* start *
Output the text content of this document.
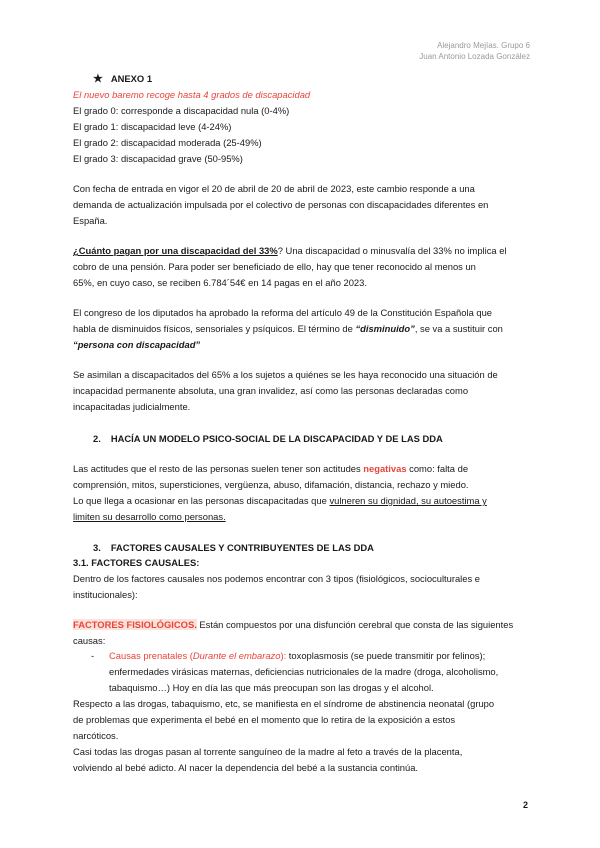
Alejandro Mejías. Grupo 6
Juan Antonio Lozada González
★ ANEXO 1
El nuevo baremo recoge hasta 4 grados de discapacidad
El grado 0: corresponde a discapacidad nula (0-4%)
El grado 1: discapacidad leve (4-24%)
El grado 2: discapacidad moderada (25-49%)
El grado 3: discapacidad grave (50-95%)
Con fecha de entrada en vigor el 20 de abril de 20 de abril de 2023, este cambio responde a una
demanda de actualización impulsada por el colectivo de personas con discapacidades diferentes en
España.
¿Cuánto pagan por una discapacidad del 33%? Una discapacidad o minusvalía del 33% no implica el
cobro de una pensión. Para poder ser beneficiado de ello, hay que tener reconocido al menos un
65%, en cuyo caso, se reciben 6.784´54€ en 14 pagas en el año 2023.
El congreso de los diputados ha aprobado la reforma del artículo 49 de la Constitución Española que
habla de disminuidos físicos, sensoriales y psíquicos. El término de “disminuido”, se va a sustituir con
“persona con discapacidad”
Se asimilan a discapacitados del 65% a los sujetos a quiénes se les haya reconocido una situación de
incapacidad permanente absoluta, una gran invalidez, así como las personas declaradas como
incapacitadas judicialmente.
2. HACÍA UN MODELO PSICO-SOCIAL DE LA DISCAPACIDAD Y DE LAS DDA
Las actitudes que el resto de las personas suelen tener son actitudes negativas como: falta de
comprensión, mitos, supersticiones, vergüenza, abuso, difamación, distancia, rechazo y miedo.
Lo que llega a ocasionar en las personas discapacitadas que vulneren su dignidad, su autoestima y
limiten su desarrollo como personas.
3. FACTORES CAUSALES Y CONTRIBUYENTES DE LAS DDA
3.1. FACTORES CAUSALES:
Dentro de los factores causales nos podemos encontrar con 3 tipos (fisiológicos, socioculturales e
institucionales):
FACTORES FISIOLÓGICOS. Están compuestos por una disfunción cerebral que consta de las siguientes
causas:
- Causas prenatales (Durante el embarazo): toxoplasmosis (se puede transmitir por felinos);
enfermedades virásicas maternas, deficiencias nutricionales de la madre (droga, alcoholismo,
tabaquismo…) Hoy en día las que más preocupan son las drogas y el alcohol.
Respecto a las drogas, tabaquismo, etc, se manifiesta en el síndrome de abstinencia neonatal (grupo
de problemas que experimenta el bebé en el momento que lo retira de la exposición a estos
narcóticos.
Casi todas las drogas pasan al torrente sanguíneo de la madre al feto a través de la placenta,
volviendo al bebé adicto. Al nacer la dependencia del bebé a la sustancia continúa.
2
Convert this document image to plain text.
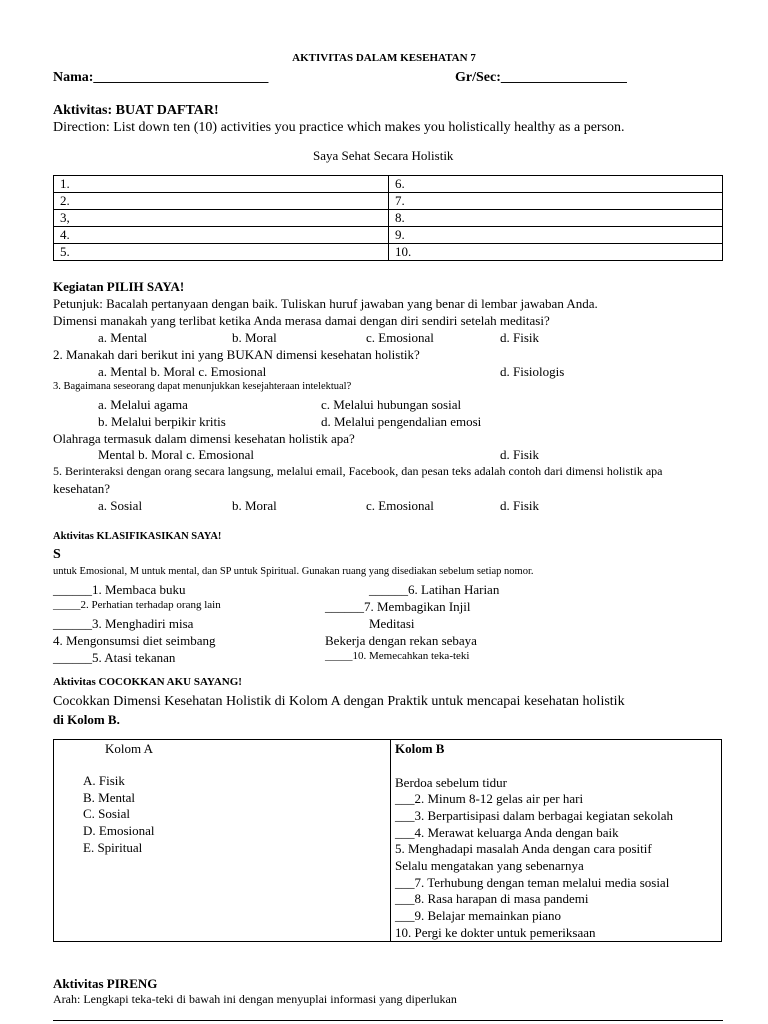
AKTIVITAS DALAM KESEHATAN 7
Nama:_________________________	Gr/Sec:__________________
Aktivitas: BUAT DAFTAR!
Direction: List down ten (10) activities you practice which makes you holistically healthy as a person.
Saya Sehat Secara Holistik
1.	6.
2.	7.
3,	8.
4.	9.
5.	10.
Kegiatan PILIH SAYA!
Petunjuk: Bacalah pertanyaan dengan baik. Tuliskan huruf jawaban yang benar di lembar jawaban Anda.
Dimensi manakah yang terlibat ketika Anda merasa damai dengan diri sendiri setelah meditasi?
a. Mental	b. Moral	c. Emosional	d. Fisik
2. Manakah dari berikut ini yang BUKAN dimensi kesehatan holistik?
a. Mental b. Moral c. Emosional	d. Fisiologis
3. Bagaimana seseorang dapat menunjukkan kesejahteraan intelektual?
a. Melalui agama	c. Melalui hubungan sosial
b. Melalui berpikir kritis	d. Melalui pengendalian emosi
Olahraga termasuk dalam dimensi kesehatan holistik apa?
Mental b. Moral c. Emosional	d. Fisik
5. Berinteraksi dengan orang secara langsung, melalui email, Facebook, dan pesan teks adalah contoh dari dimensi holistik apa
kesehatan?
a. Sosial	b. Moral	c. Emosional	d. Fisik
Aktivitas KLASIFIKASIKAN SAYA!
S
untuk Emosional, M untuk mental, dan SP untuk Spiritual. Gunakan ruang yang disediakan sebelum setiap nomor.
______1. Membaca buku	______6. Latihan Harian
_____2. Perhatian terhadap orang lain	______7. Membagikan Injil
______3. Menghadiri misa	Meditasi
4. Mengonsumsi diet seimbang	Bekerja dengan rekan sebaya
______5. Atasi tekanan	_____10. Memecahkan teka-teki
Aktivitas COCOKKAN AKU SAYANG!
Cocokkan Dimensi Kesehatan Holistik di Kolom A dengan Praktik untuk mencapai kesehatan holistik
di Kolom B.
Kolom A
A. Fisik
B. Mental
C. Sosial
D. Emosional
E. Spiritual
Kolom B
Berdoa sebelum tidur
___2. Minum 8-12 gelas air per hari
___3. Berpartisipasi dalam berbagai kegiatan sekolah
___4. Merawat keluarga Anda dengan baik
5. Menghadapi masalah Anda dengan cara positif
Selalu mengatakan yang sebenarnya
___7. Terhubung dengan teman melalui media sosial
___8. Rasa harapan di masa pandemi
___9. Belajar memainkan piano
10. Pergi ke dokter untuk pemeriksaan
Aktivitas PIRENG
Arah: Lengkapi teka-teki di bawah ini dengan menyuplai informasi yang diperlukan
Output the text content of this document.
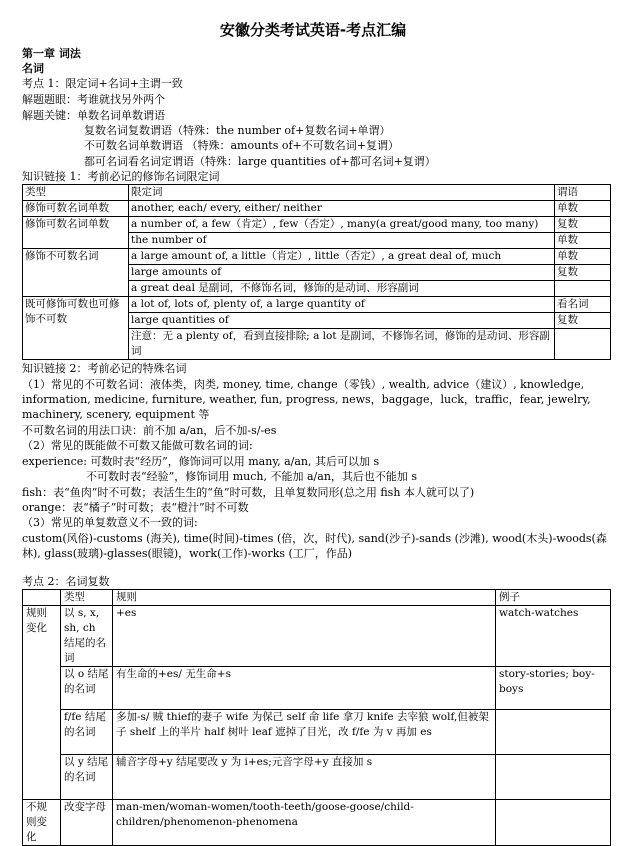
安徽分类考试英语-考点汇编
第一章 词法
名词
考点 1：限定词+名词+主谓一致
解题题眼：考谁就找另外两个
解题关键：单数名词单数谓语
复数名词复数谓语（特殊：the number of+复数名词+单谓）
不可数名词单数谓语 （特殊：amounts of+不可数名词+复谓）
都可名词看名词定谓语（特殊：large quantities of+都可名词+复谓）
知识链接 1：考前必记的修饰名词限定词
类型	限定词	谓语
修饰可数名词单数	another, each/ every, either/ neither	单数
修饰可数名词单数	a number of, a few（肯定）, few（否定）, many(a great/good many, too many)	复数
	the number of	单数
修饰不可数名词	a large amount of, a little（肯定）, little（否定）, a great deal of, much	单数
	large amounts of	复数
	a great deal 是副词，不修饰名词，修饰的是动词、形容副词	
既可修饰可数也可修饰不可数	a lot of, lots of, plenty of, a large quantity of	看名词
	large quantities of	复数
	注意：无 a plenty of，看到直接排除; a lot 是副词，不修饰名词，修饰的是动词、形容副词	
知识链接 2：考前必记的特殊名词
（1）常见的不可数名词：液体类，肉类, money, time, change（零钱）, wealth, advice（建议）, knowledge, information, medicine, furniture, weather, fun, progress, news，baggage，luck，traffic，fear, jewelry, machinery, scenery, equipment 等
不可数名词的用法口诀：前不加 a/an，后不加-s/-es
（2）常见的既能做不可数又能做可数名词的词:
experience: 可数时表“经历”，修饰词可以用 many, a/an, 其后可以加 s
不可数时表“经验”，修饰词用 much, 不能加 a/an，其后也不能加 s
fish：表“鱼肉”时不可数；表活生生的“鱼”时可数，且单复数同形(总之用 fish 本人就可以了)
orange：表“橘子”时可数；表“橙汁”时不可数
（3）常见的单复数意义不一致的词:
custom(风俗)-customs (海关), time(时间)-times (倍，次，时代), sand(沙子)-sands (沙滩), wood(木头)-woods(森林), glass(玻璃)-glasses(眼镜)，work(工作)-works (工厂，作品)
考点 2：名词复数
	类型	规则	例子
规则变化	以 s, x, sh, ch 结尾的名词	+es	watch-watches
	以 o 结尾的名词	有生命的+es/ 无生命+s	story-stories; boy-boys
	f/fe 结尾的名词	多加-s/ 贼 thief的妻子 wife 为保己 self 命 life 拿刀 knife 去宰狼 wolf,但被架子 shelf 上的半片 half 树叶 leaf 遮掉了目光，改 f/fe 为 v 再加 es	
	以 y 结尾的名词	辅音字母+y 结尾要改 y 为 i+es;元音字母+y 直接加 s	
不规则变化	改变字母	man-men/woman-women/tooth-teeth/goose-goose/child-children/phenomenon-phenomena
* end *
* **SHORT EXERCISE**
Go through the records line by line and count those containing the string "plenty". Give only the total.

* **ANSWER BELOW**
2